Given problem. Look through the entries below and report how many lines hold the string "data". Only the number is wanted.

Stored entries
/---

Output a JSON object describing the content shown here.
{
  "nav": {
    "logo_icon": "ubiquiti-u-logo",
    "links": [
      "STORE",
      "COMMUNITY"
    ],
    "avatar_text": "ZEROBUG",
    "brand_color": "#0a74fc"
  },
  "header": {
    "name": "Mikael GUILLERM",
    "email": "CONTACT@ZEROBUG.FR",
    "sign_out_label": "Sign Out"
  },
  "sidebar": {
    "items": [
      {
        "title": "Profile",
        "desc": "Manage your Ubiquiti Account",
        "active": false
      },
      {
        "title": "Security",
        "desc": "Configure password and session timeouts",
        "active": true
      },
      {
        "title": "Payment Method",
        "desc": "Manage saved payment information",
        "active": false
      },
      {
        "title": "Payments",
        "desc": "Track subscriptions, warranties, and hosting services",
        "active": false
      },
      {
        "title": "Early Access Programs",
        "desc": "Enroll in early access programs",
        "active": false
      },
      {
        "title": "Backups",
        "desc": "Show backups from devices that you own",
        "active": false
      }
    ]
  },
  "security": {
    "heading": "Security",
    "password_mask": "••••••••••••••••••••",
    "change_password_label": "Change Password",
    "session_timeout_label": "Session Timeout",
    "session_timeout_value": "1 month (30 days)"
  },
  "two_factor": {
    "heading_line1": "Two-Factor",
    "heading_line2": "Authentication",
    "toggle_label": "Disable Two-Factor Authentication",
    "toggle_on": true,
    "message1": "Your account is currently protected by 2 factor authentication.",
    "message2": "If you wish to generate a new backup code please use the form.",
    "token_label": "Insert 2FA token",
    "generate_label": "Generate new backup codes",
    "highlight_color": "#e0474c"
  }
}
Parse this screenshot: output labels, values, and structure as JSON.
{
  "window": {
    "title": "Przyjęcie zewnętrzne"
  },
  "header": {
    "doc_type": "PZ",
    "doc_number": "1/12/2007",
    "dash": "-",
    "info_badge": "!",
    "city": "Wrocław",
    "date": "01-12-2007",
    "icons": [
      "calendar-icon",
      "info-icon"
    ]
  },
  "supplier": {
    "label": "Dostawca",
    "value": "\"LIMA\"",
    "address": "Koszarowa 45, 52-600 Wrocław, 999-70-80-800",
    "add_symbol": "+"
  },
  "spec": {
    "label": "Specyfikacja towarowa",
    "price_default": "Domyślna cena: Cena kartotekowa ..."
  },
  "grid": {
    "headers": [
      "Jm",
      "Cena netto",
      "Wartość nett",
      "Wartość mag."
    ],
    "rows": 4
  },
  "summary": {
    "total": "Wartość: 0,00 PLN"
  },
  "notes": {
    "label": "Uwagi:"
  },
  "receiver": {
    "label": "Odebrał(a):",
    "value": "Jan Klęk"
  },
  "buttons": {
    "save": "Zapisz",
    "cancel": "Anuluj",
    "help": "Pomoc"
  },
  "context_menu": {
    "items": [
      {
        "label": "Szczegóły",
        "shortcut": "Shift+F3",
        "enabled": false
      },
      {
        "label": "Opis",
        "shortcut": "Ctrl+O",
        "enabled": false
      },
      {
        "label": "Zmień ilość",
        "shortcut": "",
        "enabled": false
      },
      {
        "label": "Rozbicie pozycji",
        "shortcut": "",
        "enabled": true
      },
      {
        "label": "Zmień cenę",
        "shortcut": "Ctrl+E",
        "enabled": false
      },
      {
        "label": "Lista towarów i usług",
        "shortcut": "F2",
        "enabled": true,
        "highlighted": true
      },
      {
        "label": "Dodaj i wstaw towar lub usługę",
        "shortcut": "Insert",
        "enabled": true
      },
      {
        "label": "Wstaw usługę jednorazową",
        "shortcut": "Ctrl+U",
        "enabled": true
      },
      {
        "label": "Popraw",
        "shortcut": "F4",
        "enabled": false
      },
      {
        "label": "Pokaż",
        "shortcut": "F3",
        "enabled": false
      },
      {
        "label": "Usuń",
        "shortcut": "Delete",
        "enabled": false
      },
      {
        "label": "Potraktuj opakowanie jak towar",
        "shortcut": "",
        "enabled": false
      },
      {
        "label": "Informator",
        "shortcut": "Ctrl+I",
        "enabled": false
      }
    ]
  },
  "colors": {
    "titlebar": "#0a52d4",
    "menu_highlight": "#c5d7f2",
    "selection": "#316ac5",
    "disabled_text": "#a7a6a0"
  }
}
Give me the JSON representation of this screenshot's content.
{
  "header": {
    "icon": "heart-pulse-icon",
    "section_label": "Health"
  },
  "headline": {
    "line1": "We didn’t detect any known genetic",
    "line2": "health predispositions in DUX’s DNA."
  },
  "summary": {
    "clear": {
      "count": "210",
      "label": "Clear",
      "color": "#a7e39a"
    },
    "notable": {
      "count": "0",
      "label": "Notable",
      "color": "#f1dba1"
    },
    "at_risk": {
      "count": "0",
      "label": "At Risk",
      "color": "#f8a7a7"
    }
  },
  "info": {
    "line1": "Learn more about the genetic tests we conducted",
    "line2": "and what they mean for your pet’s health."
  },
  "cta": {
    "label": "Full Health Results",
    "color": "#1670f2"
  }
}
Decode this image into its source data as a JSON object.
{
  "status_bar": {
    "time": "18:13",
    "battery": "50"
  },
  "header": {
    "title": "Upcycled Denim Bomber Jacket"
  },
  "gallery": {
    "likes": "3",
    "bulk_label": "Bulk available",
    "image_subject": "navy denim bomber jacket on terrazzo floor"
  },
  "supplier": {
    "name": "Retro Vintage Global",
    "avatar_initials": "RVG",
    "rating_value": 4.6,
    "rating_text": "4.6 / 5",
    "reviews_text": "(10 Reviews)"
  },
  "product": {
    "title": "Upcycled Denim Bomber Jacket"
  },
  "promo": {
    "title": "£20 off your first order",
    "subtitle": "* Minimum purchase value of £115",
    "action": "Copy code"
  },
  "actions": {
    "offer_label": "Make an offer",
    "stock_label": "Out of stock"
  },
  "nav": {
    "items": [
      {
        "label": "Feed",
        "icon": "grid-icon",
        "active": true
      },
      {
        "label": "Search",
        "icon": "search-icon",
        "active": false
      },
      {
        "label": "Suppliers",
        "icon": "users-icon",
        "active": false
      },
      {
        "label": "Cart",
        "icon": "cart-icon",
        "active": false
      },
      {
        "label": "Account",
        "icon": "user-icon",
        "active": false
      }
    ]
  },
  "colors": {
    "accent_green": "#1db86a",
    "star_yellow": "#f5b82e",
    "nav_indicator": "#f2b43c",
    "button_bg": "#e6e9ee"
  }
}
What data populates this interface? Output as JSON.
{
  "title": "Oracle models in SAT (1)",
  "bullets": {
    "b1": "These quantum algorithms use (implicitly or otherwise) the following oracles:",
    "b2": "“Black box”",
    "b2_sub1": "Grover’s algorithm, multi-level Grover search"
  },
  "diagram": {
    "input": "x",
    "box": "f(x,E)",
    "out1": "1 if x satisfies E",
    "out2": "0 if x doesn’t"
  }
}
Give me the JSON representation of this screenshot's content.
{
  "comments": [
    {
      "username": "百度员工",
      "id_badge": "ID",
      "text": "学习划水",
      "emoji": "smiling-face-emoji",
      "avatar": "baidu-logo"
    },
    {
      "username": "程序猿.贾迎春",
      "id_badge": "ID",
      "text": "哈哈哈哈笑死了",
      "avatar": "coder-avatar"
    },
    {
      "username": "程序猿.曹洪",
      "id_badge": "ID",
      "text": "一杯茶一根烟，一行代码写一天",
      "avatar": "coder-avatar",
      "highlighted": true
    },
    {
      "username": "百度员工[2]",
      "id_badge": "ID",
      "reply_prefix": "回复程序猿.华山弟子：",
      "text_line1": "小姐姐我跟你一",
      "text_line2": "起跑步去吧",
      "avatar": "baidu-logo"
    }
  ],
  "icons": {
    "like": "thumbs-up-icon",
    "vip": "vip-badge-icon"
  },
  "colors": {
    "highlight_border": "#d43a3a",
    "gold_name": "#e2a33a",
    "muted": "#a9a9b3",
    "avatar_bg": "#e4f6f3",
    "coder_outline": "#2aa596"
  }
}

\---

Final answer. 2